In the lines below, how many hold the word "color"? Answer only with the number.

━━ DATA ROWS

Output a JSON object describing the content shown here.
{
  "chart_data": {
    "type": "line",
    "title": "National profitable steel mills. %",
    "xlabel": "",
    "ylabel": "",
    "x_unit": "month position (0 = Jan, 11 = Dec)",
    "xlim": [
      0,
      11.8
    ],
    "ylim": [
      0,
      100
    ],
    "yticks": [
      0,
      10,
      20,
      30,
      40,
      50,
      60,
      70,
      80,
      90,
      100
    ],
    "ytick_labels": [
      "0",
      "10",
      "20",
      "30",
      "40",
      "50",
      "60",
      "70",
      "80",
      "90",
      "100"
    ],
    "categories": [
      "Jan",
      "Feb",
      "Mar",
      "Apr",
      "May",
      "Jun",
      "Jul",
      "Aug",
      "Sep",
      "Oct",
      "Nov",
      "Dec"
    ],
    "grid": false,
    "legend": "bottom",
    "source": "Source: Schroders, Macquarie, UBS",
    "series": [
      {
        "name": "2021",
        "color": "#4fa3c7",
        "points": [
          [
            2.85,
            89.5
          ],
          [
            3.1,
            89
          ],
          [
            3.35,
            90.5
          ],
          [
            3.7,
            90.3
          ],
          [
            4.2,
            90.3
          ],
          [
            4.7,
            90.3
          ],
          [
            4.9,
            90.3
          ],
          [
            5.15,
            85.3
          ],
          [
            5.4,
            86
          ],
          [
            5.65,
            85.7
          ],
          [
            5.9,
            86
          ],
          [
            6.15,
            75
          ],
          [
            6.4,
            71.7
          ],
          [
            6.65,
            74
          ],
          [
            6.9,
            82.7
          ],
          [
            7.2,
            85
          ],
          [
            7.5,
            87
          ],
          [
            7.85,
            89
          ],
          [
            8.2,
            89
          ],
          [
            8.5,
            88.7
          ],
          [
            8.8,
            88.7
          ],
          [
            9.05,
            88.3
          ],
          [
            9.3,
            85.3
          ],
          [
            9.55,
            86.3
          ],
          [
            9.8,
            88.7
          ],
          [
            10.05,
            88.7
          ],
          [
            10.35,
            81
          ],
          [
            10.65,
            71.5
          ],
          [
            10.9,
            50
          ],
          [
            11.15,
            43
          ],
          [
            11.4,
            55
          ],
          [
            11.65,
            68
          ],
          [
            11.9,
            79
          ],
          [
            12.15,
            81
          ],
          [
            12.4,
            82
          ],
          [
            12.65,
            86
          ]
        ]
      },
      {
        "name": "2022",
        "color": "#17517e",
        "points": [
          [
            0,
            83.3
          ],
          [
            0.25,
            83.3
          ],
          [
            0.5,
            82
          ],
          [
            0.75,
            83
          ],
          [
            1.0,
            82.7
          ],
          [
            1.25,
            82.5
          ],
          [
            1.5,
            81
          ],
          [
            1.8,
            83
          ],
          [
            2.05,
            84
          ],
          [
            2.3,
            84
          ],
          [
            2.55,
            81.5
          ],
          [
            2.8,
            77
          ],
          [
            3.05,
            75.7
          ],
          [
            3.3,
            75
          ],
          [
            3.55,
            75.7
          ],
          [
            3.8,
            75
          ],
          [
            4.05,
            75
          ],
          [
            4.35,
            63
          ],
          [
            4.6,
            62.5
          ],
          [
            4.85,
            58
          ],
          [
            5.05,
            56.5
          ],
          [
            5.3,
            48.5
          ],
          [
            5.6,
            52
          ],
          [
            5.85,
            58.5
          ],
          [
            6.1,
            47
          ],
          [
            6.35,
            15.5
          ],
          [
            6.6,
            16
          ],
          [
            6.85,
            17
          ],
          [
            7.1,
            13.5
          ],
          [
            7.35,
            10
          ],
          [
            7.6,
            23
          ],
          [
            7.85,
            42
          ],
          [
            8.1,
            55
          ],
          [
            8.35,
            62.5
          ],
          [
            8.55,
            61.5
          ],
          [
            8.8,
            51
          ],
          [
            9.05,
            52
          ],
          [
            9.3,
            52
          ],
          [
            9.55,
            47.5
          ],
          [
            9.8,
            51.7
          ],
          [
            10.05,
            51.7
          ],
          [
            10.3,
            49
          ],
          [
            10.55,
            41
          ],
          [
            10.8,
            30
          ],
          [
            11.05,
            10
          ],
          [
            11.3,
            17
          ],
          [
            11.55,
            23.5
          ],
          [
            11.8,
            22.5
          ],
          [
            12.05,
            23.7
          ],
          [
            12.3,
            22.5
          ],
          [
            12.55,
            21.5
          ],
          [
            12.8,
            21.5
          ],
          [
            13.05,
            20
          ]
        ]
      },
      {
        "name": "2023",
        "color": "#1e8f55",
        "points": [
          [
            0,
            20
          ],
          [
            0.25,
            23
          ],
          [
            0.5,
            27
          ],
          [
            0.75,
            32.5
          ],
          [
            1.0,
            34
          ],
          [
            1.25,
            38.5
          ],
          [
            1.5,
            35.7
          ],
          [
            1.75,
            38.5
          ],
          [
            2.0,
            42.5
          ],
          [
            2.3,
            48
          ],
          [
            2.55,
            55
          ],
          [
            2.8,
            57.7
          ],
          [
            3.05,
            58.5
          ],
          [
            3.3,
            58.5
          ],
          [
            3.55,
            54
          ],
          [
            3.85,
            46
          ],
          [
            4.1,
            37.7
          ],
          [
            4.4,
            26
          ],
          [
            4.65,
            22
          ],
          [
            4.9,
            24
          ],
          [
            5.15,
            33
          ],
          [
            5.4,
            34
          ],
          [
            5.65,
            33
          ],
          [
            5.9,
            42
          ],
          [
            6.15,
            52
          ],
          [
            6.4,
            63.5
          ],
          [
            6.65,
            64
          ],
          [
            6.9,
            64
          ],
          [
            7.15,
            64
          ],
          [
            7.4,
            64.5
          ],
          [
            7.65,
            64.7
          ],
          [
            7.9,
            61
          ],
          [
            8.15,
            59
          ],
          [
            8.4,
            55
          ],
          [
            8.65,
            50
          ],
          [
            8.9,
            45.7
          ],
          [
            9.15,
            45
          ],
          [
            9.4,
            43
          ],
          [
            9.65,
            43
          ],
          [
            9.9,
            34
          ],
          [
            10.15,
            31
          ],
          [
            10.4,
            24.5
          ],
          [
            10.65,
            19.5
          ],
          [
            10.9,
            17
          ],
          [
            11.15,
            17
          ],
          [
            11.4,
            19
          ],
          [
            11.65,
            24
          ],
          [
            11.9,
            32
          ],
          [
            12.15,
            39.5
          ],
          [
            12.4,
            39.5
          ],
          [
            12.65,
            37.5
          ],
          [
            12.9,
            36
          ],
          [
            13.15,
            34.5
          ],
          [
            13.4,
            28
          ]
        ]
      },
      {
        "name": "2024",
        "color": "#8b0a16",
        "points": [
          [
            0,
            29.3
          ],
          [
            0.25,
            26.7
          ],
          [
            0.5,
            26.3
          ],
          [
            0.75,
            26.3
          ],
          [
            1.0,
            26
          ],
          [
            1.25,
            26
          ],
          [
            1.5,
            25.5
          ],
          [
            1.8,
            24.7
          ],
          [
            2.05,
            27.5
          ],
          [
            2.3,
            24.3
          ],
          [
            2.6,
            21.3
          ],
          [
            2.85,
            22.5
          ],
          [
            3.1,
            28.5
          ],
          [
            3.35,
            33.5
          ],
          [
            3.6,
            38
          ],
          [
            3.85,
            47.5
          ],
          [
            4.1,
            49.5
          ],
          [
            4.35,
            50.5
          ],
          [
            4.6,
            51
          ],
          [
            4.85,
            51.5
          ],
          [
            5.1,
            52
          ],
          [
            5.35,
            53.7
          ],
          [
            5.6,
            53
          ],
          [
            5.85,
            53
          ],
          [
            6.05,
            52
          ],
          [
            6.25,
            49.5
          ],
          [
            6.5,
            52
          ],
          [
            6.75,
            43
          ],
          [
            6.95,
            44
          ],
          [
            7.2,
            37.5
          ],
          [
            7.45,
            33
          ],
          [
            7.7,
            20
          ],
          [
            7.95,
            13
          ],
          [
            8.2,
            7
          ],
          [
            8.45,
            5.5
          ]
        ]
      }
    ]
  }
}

━━━━

=== FINISHED TASK ===
4